Exercise brief
Arrange every one of the lines below as a Markdown table with the columns "Row" and "Line", numbering each row and skipping blank lines. Leave the pictures out of the table.

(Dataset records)
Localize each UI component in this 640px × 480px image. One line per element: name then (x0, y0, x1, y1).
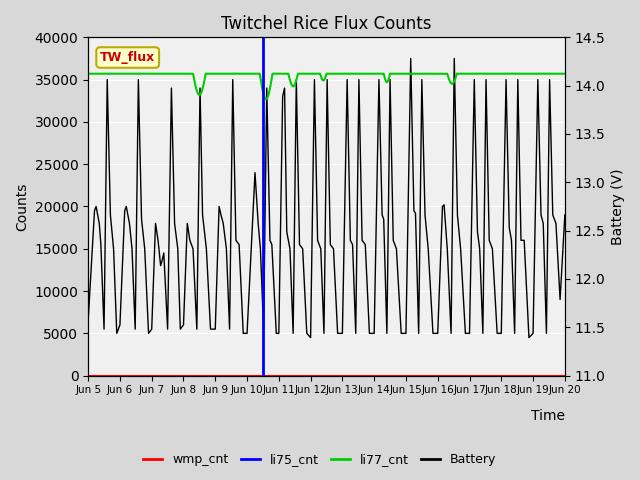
Legend: wmp_cnt, li75_cnt, li77_cnt, Battery: wmp_cnt, li75_cnt, li77_cnt, Battery (138, 448, 502, 471)
Text: TW_flux: TW_flux (100, 51, 156, 64)
Y-axis label: Counts: Counts (15, 182, 29, 231)
Y-axis label: Battery (V): Battery (V) (611, 168, 625, 245)
Title: Twitchel Rice Flux Counts: Twitchel Rice Flux Counts (221, 15, 432, 33)
X-axis label: Time: Time (531, 409, 565, 423)
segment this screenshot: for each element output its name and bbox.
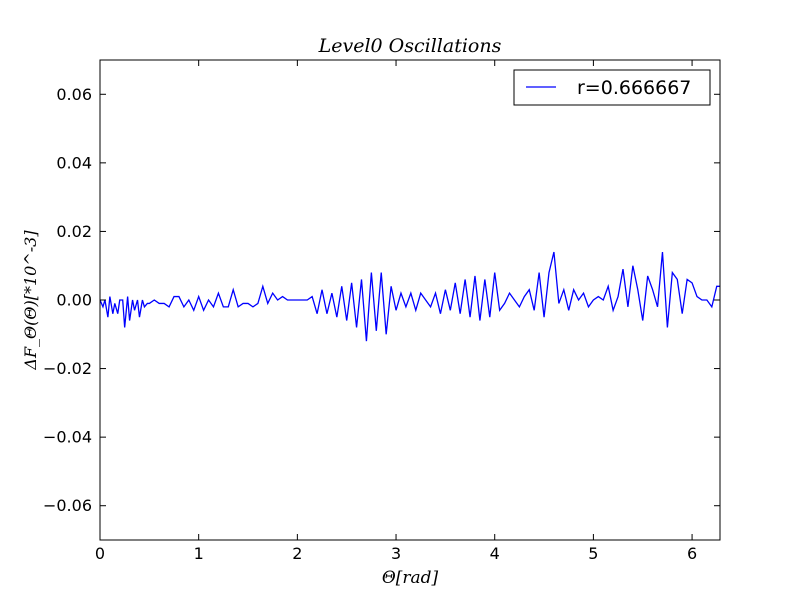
y-tick-label-3: 0.00	[56, 291, 92, 310]
legend-label: r=0.666667	[577, 77, 691, 99]
legend: r=0.666667	[513, 69, 711, 106]
plot-area: 0 1 2 3 4 5 6 −0.06 −0.04 −0.02 0.00 0.02 0.04 0.06	[43, 59, 721, 563]
y-tick-label-5: 0.04	[56, 153, 92, 172]
x-tick-label-0: 0	[95, 544, 105, 563]
axes-frame	[99, 59, 721, 541]
x-tick-label-6: 6	[687, 544, 697, 563]
chart-title: Level0 Oscillations	[318, 35, 502, 57]
series-line-0	[99, 251, 720, 342]
y-tick-label-2: −0.02	[43, 359, 92, 378]
y-tick-label-0: −0.06	[43, 496, 92, 515]
x-axis-label: Θ[rad]	[382, 568, 439, 588]
y-tick-label-1: −0.04	[43, 428, 92, 447]
y-tick-label-6: 0.06	[56, 85, 92, 104]
x-tick-label-4: 4	[490, 544, 500, 563]
y-axis-label: ΔF_Θ(Θ)[*10^-3]	[21, 230, 40, 371]
x-tick-label-1: 1	[194, 544, 204, 563]
x-tick-label-2: 2	[292, 544, 302, 563]
y-tick-label-4: 0.02	[56, 222, 92, 241]
x-tick-label-5: 5	[588, 544, 598, 563]
x-tick-label-3: 3	[391, 544, 401, 563]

Full solution
| Row | Line |
|---|---|
| 1 | Localize each UI component in this 640px × 480px image. One line per element: name then (x0, y0, x1, y1). |
| 2 | Legend: wmp_cnt, li75_cnt, li77_cnt, Battery: wmp_cnt, li75_cnt, li77_cnt, Battery (138, 448, 502, 471) |
| 3 | Text: TW_flux: TW_flux (100, 51, 156, 64) |
| 4 | Y-axis label: Counts: Counts (15, 182, 29, 231) |
| 5 | Y-axis label: Battery (V): Battery (V) (611, 168, 625, 245) |
| 6 | Title: Twitchel Rice Flux Counts: Twitchel Rice Flux Counts (221, 15, 432, 33) |
| 7 | X-axis label: Time: Time (531, 409, 565, 423) |
| 8 | segment this screenshot: for each element output its name and bbox. |
| 9 | y-tick-label-3: 0.00	[56, 291, 92, 310] |
| 10 | legend-label: r=0.666667	[577, 77, 691, 99] |
| 11 | legend: r=0.666667	[513, 69, 711, 106] |
| 12 | plot-area: 0 1 2 3 4 5 6 −0.06 −0.04 −0.02 0.00 0.02 0.04 0.06	[43, 59, 721, 563] |
| 13 | y-tick-label-5: 0.04	[56, 153, 92, 172] |
| 14 | x-tick-label-0: 0	[95, 544, 105, 563] |
| 15 | axes-frame	[99, 59, 721, 541] |
| 16 | x-tick-label-6: 6	[687, 544, 697, 563] |
| 17 | chart-title: Level0 Oscillations	[318, 35, 502, 57] |
| 18 | series-line-0	[99, 251, 720, 342] |
| 19 | y-tick-label-2: −0.02	[43, 359, 92, 378] |
| 20 | y-tick-label-0: −0.06	[43, 496, 92, 515] |
| 21 | x-axis-label: Θ[rad]	[382, 568, 439, 588] |
| 22 | y-tick-label-1: −0.04	[43, 428, 92, 447] |
| 23 | y-tick-label-6: 0.06	[56, 85, 92, 104] |
| 24 | x-tick-label-4: 4	[490, 544, 500, 563] |
| 25 | y-axis-label: ΔF_Θ(Θ)[*10^-3]	[21, 230, 40, 371] |
| 26 | x-tick-label-1: 1	[194, 544, 204, 563] |
| 27 | x-tick-label-2: 2	[292, 544, 302, 563] |
| 28 | y-tick-label-4: 0.02	[56, 222, 92, 241] |
| 29 | x-tick-label-5: 5	[588, 544, 598, 563] |
| 30 | x-tick-label-3: 3	[391, 544, 401, 563] |